PROBLEM DETAILS. Select and copy out every line in the records containing "grand".

RECORDS PROVIDED.
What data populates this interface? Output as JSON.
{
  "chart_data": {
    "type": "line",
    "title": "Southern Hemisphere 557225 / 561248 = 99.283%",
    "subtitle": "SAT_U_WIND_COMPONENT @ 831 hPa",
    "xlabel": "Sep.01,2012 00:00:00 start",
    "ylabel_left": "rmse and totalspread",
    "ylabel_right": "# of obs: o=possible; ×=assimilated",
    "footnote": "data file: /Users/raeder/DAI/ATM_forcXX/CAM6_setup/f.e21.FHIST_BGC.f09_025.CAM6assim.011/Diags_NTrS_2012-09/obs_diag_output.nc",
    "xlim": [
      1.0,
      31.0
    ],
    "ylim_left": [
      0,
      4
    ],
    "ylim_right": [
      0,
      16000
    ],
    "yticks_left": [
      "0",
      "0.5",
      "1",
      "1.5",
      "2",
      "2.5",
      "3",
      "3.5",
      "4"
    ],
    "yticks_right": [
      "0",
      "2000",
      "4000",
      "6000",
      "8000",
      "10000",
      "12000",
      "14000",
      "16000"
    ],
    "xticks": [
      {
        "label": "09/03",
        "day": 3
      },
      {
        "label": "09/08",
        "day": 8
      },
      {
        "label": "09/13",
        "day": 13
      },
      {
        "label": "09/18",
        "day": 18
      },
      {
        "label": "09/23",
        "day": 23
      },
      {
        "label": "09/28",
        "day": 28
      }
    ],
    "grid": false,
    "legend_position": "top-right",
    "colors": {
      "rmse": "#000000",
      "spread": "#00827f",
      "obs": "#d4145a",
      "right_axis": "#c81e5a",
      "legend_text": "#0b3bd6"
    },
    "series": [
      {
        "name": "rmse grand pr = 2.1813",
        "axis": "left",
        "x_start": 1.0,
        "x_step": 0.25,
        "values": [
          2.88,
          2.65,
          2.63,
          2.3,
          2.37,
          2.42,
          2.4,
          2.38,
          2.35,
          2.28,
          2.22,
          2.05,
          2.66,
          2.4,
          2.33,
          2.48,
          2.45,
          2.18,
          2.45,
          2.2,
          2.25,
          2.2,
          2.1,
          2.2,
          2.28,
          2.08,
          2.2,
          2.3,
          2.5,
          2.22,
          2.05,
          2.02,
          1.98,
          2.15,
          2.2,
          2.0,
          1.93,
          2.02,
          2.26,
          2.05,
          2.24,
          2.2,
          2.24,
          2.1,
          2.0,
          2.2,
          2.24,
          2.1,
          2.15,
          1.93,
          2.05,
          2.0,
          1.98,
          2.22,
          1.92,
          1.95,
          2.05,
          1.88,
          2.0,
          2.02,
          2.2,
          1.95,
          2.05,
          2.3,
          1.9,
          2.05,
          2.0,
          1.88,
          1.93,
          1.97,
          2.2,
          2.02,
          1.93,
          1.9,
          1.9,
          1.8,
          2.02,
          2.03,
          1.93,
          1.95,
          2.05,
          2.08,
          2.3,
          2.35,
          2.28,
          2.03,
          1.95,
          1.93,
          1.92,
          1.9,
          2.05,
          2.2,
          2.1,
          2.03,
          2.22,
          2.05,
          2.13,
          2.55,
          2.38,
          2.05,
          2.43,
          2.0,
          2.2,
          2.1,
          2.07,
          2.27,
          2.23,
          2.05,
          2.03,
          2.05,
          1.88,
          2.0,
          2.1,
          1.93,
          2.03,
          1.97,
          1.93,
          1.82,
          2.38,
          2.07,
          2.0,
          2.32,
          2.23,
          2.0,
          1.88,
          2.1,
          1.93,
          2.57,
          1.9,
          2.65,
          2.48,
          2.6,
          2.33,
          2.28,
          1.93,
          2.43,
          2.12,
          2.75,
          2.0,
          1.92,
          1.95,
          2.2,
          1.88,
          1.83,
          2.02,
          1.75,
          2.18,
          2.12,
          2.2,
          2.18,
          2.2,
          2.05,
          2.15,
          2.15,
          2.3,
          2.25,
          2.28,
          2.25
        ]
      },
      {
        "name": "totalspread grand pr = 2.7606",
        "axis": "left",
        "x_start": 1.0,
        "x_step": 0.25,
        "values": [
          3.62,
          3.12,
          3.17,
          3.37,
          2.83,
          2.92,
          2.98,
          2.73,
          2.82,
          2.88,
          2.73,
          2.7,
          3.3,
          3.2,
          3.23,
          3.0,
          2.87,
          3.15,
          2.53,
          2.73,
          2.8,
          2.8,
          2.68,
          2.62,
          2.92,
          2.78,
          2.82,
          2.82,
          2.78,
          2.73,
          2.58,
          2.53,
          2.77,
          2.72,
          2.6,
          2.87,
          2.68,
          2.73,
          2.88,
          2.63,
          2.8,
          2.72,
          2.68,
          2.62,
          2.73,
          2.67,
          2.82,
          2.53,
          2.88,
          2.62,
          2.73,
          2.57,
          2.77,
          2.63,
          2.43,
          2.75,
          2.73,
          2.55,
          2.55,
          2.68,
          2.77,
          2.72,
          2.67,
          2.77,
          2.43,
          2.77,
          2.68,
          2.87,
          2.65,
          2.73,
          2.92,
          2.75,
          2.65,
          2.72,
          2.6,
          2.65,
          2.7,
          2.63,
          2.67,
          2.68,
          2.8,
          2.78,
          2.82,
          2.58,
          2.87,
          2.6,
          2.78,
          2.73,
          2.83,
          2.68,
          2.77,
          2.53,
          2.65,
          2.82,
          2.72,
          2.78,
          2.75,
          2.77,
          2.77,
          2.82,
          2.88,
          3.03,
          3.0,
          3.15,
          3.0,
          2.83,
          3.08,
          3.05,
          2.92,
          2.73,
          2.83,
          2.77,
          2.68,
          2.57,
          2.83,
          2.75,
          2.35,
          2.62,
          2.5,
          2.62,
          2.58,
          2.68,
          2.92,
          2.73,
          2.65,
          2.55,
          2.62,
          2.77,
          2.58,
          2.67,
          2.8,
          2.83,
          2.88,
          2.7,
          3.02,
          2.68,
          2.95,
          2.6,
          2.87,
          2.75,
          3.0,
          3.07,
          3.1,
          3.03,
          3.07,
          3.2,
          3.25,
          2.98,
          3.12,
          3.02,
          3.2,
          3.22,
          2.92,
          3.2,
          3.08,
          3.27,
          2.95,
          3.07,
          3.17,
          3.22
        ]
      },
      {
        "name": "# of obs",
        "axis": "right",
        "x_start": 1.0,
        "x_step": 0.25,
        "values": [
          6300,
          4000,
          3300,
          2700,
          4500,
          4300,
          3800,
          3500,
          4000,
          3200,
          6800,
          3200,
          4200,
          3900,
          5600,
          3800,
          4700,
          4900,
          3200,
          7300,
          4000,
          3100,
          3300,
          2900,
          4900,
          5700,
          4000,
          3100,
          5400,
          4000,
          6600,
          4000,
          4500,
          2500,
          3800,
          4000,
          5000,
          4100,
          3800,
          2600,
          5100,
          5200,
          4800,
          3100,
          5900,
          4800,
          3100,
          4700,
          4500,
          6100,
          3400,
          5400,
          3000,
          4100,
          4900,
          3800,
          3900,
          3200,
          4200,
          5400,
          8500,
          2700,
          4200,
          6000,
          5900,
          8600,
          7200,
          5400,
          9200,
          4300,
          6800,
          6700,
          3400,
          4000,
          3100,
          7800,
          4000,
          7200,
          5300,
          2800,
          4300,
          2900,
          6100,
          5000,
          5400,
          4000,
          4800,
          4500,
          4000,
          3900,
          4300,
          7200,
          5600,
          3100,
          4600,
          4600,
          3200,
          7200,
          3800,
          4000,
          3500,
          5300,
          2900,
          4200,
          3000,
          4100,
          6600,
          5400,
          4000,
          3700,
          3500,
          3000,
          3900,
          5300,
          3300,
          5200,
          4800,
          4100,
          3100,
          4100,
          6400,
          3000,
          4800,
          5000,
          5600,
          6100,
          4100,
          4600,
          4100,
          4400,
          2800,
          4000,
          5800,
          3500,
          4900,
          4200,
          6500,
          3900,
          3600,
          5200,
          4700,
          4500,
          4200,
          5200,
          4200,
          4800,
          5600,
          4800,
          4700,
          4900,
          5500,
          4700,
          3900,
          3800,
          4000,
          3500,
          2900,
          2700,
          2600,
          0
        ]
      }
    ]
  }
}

THE ANSWER.
        "name": "rmse grand pr = 2.1813",
        "name": "totalspread grand pr = 2.7606",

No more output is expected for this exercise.